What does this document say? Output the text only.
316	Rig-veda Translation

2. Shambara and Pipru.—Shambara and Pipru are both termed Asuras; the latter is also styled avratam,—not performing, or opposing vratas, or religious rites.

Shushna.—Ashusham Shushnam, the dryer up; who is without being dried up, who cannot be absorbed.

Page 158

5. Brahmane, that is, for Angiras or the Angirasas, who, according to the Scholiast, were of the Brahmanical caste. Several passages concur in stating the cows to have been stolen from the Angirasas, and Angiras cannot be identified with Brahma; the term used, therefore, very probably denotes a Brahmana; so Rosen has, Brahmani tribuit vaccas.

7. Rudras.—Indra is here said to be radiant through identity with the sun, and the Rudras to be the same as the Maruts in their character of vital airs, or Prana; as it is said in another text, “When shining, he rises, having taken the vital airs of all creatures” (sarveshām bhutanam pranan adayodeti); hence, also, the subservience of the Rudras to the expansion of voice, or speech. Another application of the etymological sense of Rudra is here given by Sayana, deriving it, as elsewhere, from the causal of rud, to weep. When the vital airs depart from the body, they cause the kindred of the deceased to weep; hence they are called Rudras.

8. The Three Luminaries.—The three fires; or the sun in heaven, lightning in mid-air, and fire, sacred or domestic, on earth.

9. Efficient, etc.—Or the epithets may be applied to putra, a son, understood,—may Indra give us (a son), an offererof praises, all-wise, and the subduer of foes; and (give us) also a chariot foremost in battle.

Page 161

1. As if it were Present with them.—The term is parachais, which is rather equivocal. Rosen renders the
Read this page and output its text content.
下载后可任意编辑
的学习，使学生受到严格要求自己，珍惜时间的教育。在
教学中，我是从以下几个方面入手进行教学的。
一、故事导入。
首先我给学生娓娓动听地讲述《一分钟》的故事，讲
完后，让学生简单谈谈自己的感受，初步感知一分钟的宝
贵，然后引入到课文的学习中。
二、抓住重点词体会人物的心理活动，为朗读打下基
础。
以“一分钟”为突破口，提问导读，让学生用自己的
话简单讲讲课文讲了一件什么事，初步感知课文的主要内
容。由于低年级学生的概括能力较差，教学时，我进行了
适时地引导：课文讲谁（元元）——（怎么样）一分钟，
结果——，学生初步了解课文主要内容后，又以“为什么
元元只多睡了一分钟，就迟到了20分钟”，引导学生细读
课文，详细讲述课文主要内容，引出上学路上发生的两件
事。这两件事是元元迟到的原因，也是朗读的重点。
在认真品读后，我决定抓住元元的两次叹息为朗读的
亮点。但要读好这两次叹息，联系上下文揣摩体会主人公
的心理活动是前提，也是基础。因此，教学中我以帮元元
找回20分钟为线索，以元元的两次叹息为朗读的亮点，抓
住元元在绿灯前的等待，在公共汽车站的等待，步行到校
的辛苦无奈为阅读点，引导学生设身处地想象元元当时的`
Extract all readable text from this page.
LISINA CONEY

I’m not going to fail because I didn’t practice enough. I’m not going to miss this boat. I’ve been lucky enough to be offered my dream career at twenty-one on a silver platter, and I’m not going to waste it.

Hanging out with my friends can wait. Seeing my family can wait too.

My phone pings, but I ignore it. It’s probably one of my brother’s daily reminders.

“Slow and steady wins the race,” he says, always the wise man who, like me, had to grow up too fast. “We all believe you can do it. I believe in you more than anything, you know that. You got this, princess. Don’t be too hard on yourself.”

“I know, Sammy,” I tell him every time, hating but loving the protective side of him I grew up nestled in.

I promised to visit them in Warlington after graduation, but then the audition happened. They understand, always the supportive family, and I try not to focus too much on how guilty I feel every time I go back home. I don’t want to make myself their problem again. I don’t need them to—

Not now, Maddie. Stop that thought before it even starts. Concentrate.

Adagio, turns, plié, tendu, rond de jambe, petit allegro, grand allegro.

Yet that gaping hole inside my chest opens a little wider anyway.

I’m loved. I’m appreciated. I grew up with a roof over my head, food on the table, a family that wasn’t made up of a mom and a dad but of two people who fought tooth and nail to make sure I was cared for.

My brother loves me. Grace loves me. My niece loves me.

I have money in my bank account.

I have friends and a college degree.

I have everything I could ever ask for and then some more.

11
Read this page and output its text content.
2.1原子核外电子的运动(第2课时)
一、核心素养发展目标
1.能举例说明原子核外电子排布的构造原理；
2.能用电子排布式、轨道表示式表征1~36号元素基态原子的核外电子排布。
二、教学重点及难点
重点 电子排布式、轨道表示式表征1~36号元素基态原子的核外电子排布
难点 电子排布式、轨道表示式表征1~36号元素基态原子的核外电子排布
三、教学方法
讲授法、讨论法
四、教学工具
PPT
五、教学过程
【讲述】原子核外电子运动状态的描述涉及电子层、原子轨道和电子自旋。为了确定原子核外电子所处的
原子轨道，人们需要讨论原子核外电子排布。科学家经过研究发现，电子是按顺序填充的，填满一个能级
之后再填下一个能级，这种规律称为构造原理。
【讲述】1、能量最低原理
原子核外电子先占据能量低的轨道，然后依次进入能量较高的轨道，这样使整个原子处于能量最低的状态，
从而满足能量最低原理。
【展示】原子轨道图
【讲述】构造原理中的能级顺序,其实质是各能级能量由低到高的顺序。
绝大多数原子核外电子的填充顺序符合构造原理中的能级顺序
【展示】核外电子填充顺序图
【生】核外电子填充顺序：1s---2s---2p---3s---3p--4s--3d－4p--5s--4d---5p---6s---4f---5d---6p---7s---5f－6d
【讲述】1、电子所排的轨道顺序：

■ WRITTEN INSTRUCTION:
All of the lines above must be returned exactly.

■ WRITTEN RESPONSE:
What does this document say? Output the text only.
316	Rig-veda Translation

2. Shambara and Pipru.—Shambara and Pipru are both termed Asuras; the latter is also styled avratam,—not performing, or opposing vratas, or religious rites.

Shushna.—Ashusham Shushnam, the dryer up; who is without being dried up, who cannot be absorbed.

Page 158

5. Brahmane, that is, for Angiras or the Angirasas, who, according to the Scholiast, were of the Brahmanical caste. Several passages concur in stating the cows to have been stolen from the Angirasas, and Angiras cannot be identified with Brahma; the term used, therefore, very probably denotes a Brahmana; so Rosen has, Brahmani tribuit vaccas.

7. Rudras.—Indra is here said to be radiant through identity with the sun, and the Rudras to be the same as the Maruts in their character of vital airs, or Prana; as it is said in another text, “When shining, he rises, having taken the vital airs of all creatures” (sarveshām bhutanam pranan adayodeti); hence, also, the subservience of the Rudras to the expansion of voice, or speech. Another application of the etymological sense of Rudra is here given by Sayana, deriving it, as elsewhere, from the causal of rud, to weep. When the vital airs depart from the body, they cause the kindred of the deceased to weep; hence they are called Rudras.

8. The Three Luminaries.—The three fires; or the sun in heaven, lightning in mid-air, and fire, sacred or domestic, on earth.

9. Efficient, etc.—Or the epithets may be applied to putra, a son, understood,—may Indra give us (a son), an offererof praises, all-wise, and the subduer of foes; and (give us) also a chariot foremost in battle.

Page 161

1. As if it were Present with them.—The term is parachais, which is rather equivocal. Rosen renders the
Read this page and output its text content.
下载后可任意编辑
的学习，使学生受到严格要求自己，珍惜时间的教育。在
教学中，我是从以下几个方面入手进行教学的。
一、故事导入。
首先我给学生娓娓动听地讲述《一分钟》的故事，讲
完后，让学生简单谈谈自己的感受，初步感知一分钟的宝
贵，然后引入到课文的学习中。
二、抓住重点词体会人物的心理活动，为朗读打下基
础。
以“一分钟”为突破口，提问导读，让学生用自己的
话简单讲讲课文讲了一件什么事，初步感知课文的主要内
容。由于低年级学生的概括能力较差，教学时，我进行了
适时地引导：课文讲谁（元元）——（怎么样）一分钟，
结果——，学生初步了解课文主要内容后，又以“为什么
元元只多睡了一分钟，就迟到了20分钟”，引导学生细读
课文，详细讲述课文主要内容，引出上学路上发生的两件
事。这两件事是元元迟到的原因，也是朗读的重点。
在认真品读后，我决定抓住元元的两次叹息为朗读的
亮点。但要读好这两次叹息，联系上下文揣摩体会主人公
的心理活动是前提，也是基础。因此，教学中我以帮元元
找回20分钟为线索，以元元的两次叹息为朗读的亮点，抓
住元元在绿灯前的等待，在公共汽车站的等待，步行到校
的辛苦无奈为阅读点，引导学生设身处地想象元元当时的`
Extract all readable text from this page.
LISINA CONEY

I’m not going to fail because I didn’t practice enough. I’m not going to miss this boat. I’ve been lucky enough to be offered my dream career at twenty-one on a silver platter, and I’m not going to waste it.

Hanging out with my friends can wait. Seeing my family can wait too.

My phone pings, but I ignore it. It’s probably one of my brother’s daily reminders.

“Slow and steady wins the race,” he says, always the wise man who, like me, had to grow up too fast. “We all believe you can do it. I believe in you more than anything, you know that. You got this, princess. Don’t be too hard on yourself.”

“I know, Sammy,” I tell him every time, hating but loving the protective side of him I grew up nestled in.

I promised to visit them in Warlington after graduation, but then the audition happened. They understand, always the supportive family, and I try not to focus too much on how guilty I feel every time I go back home. I don’t want to make myself their problem again. I don’t need them to—

Not now, Maddie. Stop that thought before it even starts. Concentrate.

Adagio, turns, plié, tendu, rond de jambe, petit allegro, grand allegro.

Yet that gaping hole inside my chest opens a little wider anyway.

I’m loved. I’m appreciated. I grew up with a roof over my head, food on the table, a family that wasn’t made up of a mom and a dad but of two people who fought tooth and nail to make sure I was cared for.

My brother loves me. Grace loves me. My niece loves me.

I have money in my bank account.

I have friends and a college degree.

I have everything I could ever ask for and then some more.

11
Read this page and output its text content.
2.1原子核外电子的运动(第2课时)
一、核心素养发展目标
1.能举例说明原子核外电子排布的构造原理；
2.能用电子排布式、轨道表示式表征1~36号元素基态原子的核外电子排布。
二、教学重点及难点
重点 电子排布式、轨道表示式表征1~36号元素基态原子的核外电子排布
难点 电子排布式、轨道表示式表征1~36号元素基态原子的核外电子排布
三、教学方法
讲授法、讨论法
四、教学工具
PPT
五、教学过程
【讲述】原子核外电子运动状态的描述涉及电子层、原子轨道和电子自旋。为了确定原子核外电子所处的
原子轨道，人们需要讨论原子核外电子排布。科学家经过研究发现，电子是按顺序填充的，填满一个能级
之后再填下一个能级，这种规律称为构造原理。
【讲述】1、能量最低原理
原子核外电子先占据能量低的轨道，然后依次进入能量较高的轨道，这样使整个原子处于能量最低的状态，
从而满足能量最低原理。
【展示】原子轨道图
【讲述】构造原理中的能级顺序,其实质是各能级能量由低到高的顺序。
绝大多数原子核外电子的填充顺序符合构造原理中的能级顺序
【展示】核外电子填充顺序图
【生】核外电子填充顺序：1s---2s---2p---3s---3p--4s--3d－4p--5s--4d---5p---6s---4f---5d---6p---7s---5f－6d
【讲述】1、电子所排的轨道顺序：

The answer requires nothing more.